Request —
Without the images, output each record below as it stands.
-- begin Provided data --
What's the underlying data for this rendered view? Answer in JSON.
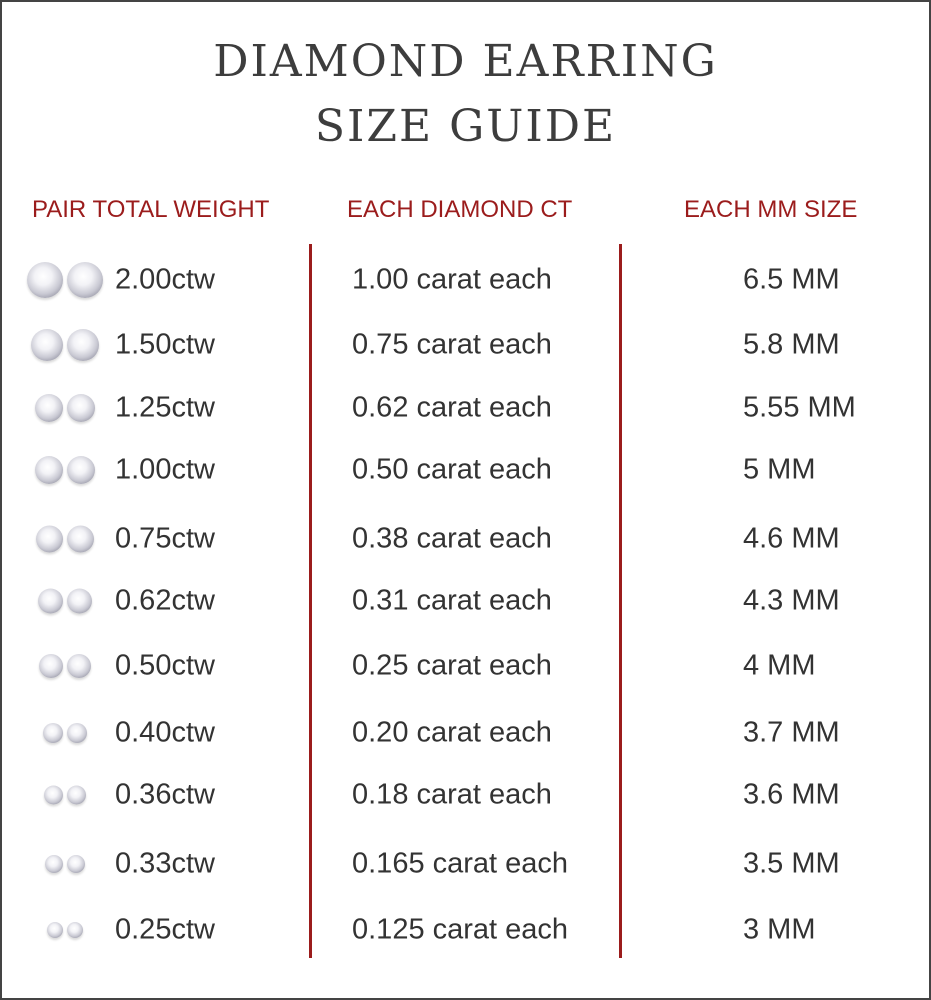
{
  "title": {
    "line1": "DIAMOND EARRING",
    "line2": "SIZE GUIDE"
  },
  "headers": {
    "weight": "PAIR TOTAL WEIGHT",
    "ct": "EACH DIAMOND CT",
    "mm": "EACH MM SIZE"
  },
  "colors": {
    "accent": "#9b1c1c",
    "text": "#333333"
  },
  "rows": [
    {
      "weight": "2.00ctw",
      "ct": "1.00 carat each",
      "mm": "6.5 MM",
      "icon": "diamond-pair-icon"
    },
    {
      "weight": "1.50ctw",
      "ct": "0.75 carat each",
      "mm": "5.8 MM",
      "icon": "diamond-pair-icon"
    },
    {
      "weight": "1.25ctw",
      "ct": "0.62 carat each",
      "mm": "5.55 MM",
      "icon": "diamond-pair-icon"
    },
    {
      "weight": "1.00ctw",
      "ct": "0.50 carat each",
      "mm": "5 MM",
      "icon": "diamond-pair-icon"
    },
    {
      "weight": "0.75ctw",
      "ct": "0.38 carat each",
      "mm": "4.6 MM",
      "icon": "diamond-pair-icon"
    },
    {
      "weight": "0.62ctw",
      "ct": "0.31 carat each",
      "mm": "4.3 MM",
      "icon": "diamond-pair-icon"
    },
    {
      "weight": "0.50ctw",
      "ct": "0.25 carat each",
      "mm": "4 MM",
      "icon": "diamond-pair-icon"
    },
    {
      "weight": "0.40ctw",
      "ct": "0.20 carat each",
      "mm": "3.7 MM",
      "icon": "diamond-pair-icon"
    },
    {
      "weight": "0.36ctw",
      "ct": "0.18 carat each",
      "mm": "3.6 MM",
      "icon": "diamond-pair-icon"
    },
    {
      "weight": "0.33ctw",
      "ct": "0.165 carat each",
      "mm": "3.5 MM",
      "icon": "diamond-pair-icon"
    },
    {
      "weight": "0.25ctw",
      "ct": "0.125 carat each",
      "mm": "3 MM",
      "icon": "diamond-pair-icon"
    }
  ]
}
-- end Provided data --
Response —
What's the underlying data for this rendered view? Answer in JSON.
{
  "title": {
    "line1": "DIAMOND EARRING",
    "line2": "SIZE GUIDE"
  },
  "headers": {
    "weight": "PAIR TOTAL WEIGHT",
    "ct": "EACH DIAMOND CT",
    "mm": "EACH MM SIZE"
  },
  "colors": {
    "accent": "#9b1c1c",
    "text": "#333333"
  },
  "rows": [
    {
      "weight": "2.00ctw",
      "ct": "1.00 carat each",
      "mm": "6.5 MM",
      "icon": "diamond-pair-icon"
    },
    {
      "weight": "1.50ctw",
      "ct": "0.75 carat each",
      "mm": "5.8 MM",
      "icon": "diamond-pair-icon"
    },
    {
      "weight": "1.25ctw",
      "ct": "0.62 carat each",
      "mm": "5.55 MM",
      "icon": "diamond-pair-icon"
    },
    {
      "weight": "1.00ctw",
      "ct": "0.50 carat each",
      "mm": "5 MM",
      "icon": "diamond-pair-icon"
    },
    {
      "weight": "0.75ctw",
      "ct": "0.38 carat each",
      "mm": "4.6 MM",
      "icon": "diamond-pair-icon"
    },
    {
      "weight": "0.62ctw",
      "ct": "0.31 carat each",
      "mm": "4.3 MM",
      "icon": "diamond-pair-icon"
    },
    {
      "weight": "0.50ctw",
      "ct": "0.25 carat each",
      "mm": "4 MM",
      "icon": "diamond-pair-icon"
    },
    {
      "weight": "0.40ctw",
      "ct": "0.20 carat each",
      "mm": "3.7 MM",
      "icon": "diamond-pair-icon"
    },
    {
      "weight": "0.36ctw",
      "ct": "0.18 carat each",
      "mm": "3.6 MM",
      "icon": "diamond-pair-icon"
    },
    {
      "weight": "0.33ctw",
      "ct": "0.165 carat each",
      "mm": "3.5 MM",
      "icon": "diamond-pair-icon"
    },
    {
      "weight": "0.25ctw",
      "ct": "0.125 carat each",
      "mm": "3 MM",
      "icon": "diamond-pair-icon"
    }
  ]
}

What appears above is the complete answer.